Goal
Every line that holds the string "mean" is to be identified and copied.

Data for this task
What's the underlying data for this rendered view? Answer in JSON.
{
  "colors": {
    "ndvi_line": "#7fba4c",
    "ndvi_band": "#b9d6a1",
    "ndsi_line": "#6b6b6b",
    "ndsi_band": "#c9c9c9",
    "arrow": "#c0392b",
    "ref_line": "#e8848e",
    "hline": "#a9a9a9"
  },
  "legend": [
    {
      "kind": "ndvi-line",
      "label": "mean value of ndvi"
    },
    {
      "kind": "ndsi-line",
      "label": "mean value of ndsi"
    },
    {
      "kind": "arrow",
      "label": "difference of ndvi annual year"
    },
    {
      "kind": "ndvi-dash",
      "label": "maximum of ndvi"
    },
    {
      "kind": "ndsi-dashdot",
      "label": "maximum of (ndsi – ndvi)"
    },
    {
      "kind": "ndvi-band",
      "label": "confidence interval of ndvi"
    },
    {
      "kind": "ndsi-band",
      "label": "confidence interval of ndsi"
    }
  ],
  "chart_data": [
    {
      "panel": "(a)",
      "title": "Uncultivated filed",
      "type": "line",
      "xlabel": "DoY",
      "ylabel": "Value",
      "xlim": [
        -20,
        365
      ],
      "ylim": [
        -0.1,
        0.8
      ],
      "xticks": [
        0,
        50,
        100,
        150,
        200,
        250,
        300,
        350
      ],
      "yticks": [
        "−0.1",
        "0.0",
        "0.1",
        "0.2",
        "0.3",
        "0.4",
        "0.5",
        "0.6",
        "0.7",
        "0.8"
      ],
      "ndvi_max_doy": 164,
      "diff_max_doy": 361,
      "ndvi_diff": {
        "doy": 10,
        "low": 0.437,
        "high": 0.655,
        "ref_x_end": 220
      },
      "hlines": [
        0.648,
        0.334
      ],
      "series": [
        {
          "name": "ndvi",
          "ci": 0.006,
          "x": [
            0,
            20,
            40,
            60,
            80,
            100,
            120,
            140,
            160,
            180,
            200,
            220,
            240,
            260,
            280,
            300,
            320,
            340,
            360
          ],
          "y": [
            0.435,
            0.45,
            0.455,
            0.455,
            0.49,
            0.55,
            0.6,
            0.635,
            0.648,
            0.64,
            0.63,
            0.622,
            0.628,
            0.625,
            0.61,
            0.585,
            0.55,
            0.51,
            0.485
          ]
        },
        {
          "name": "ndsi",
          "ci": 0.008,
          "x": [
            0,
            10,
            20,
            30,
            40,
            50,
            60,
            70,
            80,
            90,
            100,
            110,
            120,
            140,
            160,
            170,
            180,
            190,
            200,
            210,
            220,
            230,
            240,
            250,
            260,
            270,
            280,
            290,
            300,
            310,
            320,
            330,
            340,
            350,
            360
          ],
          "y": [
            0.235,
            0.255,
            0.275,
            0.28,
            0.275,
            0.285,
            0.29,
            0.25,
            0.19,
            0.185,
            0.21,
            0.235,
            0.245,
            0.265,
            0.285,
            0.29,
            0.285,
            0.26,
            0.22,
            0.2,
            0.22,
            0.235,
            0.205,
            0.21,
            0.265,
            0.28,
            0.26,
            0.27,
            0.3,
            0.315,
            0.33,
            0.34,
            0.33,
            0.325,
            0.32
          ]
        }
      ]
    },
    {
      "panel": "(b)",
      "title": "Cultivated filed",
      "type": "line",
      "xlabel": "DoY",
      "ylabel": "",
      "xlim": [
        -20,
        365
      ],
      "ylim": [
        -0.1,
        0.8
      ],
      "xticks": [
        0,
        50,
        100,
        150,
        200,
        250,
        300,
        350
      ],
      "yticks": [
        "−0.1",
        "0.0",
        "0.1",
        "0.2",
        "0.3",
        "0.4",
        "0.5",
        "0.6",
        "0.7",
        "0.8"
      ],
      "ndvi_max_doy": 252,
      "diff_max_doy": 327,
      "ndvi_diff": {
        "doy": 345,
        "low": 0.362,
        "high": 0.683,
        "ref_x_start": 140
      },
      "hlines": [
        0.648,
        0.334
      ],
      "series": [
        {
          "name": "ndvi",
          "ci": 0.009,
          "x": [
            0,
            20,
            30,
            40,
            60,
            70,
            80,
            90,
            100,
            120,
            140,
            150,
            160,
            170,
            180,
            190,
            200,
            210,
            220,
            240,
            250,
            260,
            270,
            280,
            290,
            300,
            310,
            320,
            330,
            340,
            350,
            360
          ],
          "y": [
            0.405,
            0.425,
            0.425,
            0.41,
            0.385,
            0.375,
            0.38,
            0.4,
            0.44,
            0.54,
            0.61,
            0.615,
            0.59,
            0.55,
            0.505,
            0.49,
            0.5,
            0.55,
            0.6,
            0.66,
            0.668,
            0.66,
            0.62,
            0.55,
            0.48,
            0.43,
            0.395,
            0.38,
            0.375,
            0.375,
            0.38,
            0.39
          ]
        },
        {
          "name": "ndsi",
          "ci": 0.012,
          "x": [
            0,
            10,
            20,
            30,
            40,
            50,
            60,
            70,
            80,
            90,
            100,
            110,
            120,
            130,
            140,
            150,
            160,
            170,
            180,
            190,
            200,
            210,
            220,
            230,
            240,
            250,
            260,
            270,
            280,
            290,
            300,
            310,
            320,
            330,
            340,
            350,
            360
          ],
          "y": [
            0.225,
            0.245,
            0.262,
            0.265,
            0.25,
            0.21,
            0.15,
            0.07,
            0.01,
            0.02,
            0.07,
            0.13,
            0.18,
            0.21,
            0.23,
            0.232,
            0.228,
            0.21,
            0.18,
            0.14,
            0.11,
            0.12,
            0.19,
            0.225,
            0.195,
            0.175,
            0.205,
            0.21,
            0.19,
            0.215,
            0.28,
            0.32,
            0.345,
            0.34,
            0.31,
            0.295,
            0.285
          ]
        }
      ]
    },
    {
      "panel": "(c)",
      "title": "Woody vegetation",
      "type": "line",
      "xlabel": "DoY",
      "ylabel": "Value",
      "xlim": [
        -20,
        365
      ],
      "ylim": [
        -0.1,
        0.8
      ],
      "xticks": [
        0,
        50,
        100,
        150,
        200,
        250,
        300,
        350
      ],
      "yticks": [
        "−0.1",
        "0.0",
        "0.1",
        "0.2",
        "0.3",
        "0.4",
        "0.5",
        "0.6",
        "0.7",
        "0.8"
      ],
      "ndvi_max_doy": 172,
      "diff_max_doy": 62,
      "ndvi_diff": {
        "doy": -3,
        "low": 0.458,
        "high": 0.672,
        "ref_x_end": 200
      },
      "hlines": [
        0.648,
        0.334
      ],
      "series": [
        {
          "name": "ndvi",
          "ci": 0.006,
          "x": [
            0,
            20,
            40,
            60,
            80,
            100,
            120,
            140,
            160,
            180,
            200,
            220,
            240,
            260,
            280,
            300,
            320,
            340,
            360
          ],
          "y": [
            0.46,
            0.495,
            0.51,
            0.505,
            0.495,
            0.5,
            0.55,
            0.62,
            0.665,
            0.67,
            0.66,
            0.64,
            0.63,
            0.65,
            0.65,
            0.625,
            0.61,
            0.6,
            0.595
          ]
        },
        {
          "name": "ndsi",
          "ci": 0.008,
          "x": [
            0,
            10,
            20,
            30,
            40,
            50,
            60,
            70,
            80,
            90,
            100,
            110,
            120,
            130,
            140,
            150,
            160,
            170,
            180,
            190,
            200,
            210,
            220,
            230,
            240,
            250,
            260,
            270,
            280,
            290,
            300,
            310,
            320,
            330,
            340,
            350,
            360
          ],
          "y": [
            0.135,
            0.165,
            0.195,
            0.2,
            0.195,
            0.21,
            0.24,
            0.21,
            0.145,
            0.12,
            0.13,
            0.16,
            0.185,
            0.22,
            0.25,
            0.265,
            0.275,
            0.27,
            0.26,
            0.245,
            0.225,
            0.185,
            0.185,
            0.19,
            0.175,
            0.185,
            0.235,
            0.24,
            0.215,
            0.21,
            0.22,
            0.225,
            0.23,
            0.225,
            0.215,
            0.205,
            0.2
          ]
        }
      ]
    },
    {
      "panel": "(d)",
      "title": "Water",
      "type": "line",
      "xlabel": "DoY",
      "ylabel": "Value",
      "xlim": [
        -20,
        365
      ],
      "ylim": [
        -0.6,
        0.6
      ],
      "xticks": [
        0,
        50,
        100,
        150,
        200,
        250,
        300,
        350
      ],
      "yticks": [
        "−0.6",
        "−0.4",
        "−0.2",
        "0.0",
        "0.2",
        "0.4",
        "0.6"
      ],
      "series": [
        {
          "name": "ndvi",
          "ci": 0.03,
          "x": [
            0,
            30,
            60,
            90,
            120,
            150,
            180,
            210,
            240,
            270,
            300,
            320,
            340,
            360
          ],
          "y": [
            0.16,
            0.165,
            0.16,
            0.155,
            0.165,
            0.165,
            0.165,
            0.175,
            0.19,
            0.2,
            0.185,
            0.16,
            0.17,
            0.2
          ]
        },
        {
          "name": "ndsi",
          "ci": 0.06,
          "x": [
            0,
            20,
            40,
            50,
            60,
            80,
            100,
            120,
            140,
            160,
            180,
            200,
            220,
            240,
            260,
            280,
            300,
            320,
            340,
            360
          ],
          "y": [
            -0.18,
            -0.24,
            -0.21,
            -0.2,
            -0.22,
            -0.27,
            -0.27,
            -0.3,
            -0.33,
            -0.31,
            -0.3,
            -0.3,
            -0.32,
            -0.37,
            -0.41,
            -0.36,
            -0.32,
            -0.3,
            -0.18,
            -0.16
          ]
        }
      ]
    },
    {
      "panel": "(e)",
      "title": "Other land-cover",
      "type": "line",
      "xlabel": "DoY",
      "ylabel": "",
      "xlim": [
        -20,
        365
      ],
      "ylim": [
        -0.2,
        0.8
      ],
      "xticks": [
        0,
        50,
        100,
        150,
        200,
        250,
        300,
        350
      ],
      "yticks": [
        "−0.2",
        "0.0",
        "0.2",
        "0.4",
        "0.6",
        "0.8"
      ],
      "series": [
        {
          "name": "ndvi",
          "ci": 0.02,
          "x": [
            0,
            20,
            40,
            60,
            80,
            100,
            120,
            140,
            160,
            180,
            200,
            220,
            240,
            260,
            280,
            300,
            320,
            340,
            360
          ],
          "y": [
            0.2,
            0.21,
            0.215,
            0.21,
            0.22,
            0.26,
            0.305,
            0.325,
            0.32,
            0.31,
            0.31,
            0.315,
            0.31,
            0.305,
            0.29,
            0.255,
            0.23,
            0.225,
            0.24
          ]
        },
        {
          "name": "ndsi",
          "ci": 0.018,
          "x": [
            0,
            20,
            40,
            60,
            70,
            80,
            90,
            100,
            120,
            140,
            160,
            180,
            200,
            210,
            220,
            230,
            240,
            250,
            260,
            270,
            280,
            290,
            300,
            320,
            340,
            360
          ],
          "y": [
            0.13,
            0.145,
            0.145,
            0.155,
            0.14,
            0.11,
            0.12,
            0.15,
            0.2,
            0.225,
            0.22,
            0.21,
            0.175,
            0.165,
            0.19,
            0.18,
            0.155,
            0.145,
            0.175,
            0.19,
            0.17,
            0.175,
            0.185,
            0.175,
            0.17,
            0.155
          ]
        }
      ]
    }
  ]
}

Task result
      "label": "mean value of ndvi"
      "label": "mean value of ndsi"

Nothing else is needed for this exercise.